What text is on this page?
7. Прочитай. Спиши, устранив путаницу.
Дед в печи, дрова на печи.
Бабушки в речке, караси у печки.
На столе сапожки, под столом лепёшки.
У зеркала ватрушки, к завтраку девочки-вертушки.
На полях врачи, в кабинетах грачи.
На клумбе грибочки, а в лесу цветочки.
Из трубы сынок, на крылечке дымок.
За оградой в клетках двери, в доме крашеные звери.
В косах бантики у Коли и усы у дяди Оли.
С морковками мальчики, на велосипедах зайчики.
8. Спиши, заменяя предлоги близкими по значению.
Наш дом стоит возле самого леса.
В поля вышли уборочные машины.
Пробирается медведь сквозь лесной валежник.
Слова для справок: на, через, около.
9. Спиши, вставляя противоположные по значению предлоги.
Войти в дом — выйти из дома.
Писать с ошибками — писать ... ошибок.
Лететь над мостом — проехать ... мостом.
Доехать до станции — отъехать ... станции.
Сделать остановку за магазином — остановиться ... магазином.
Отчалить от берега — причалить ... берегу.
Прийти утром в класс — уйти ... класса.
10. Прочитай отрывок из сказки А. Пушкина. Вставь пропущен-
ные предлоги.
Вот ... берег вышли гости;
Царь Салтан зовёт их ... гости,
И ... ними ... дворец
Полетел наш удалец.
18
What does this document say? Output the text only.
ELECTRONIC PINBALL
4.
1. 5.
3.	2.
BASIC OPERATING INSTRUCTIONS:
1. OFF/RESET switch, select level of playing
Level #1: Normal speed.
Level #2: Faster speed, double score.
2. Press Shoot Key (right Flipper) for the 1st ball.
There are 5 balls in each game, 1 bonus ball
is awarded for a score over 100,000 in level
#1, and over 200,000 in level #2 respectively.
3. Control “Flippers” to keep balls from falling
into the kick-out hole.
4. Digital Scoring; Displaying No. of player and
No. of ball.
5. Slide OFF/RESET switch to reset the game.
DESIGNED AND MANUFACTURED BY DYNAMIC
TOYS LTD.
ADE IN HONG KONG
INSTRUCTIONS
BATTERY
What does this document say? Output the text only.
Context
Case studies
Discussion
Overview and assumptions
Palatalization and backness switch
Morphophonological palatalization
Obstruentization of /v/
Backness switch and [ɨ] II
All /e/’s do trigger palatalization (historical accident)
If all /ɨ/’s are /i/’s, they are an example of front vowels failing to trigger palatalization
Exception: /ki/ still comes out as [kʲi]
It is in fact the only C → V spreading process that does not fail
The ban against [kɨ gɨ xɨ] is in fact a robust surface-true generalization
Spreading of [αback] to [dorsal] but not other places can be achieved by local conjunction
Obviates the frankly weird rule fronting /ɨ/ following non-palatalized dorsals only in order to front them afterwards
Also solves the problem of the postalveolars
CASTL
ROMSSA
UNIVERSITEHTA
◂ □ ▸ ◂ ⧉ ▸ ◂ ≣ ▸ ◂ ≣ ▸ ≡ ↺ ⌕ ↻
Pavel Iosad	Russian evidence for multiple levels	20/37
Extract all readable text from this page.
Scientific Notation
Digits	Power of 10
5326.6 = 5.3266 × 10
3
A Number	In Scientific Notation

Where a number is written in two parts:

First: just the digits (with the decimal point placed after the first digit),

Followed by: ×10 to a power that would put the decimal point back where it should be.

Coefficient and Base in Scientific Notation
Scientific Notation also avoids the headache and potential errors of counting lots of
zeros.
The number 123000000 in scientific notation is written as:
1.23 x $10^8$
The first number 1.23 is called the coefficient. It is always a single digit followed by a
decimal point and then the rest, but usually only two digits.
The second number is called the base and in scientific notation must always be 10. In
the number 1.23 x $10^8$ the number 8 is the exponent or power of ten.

GIVEN EXERCISE: Count how many lines above include the word "гости" and answer with that figure only.

WORKED ANSWER: 2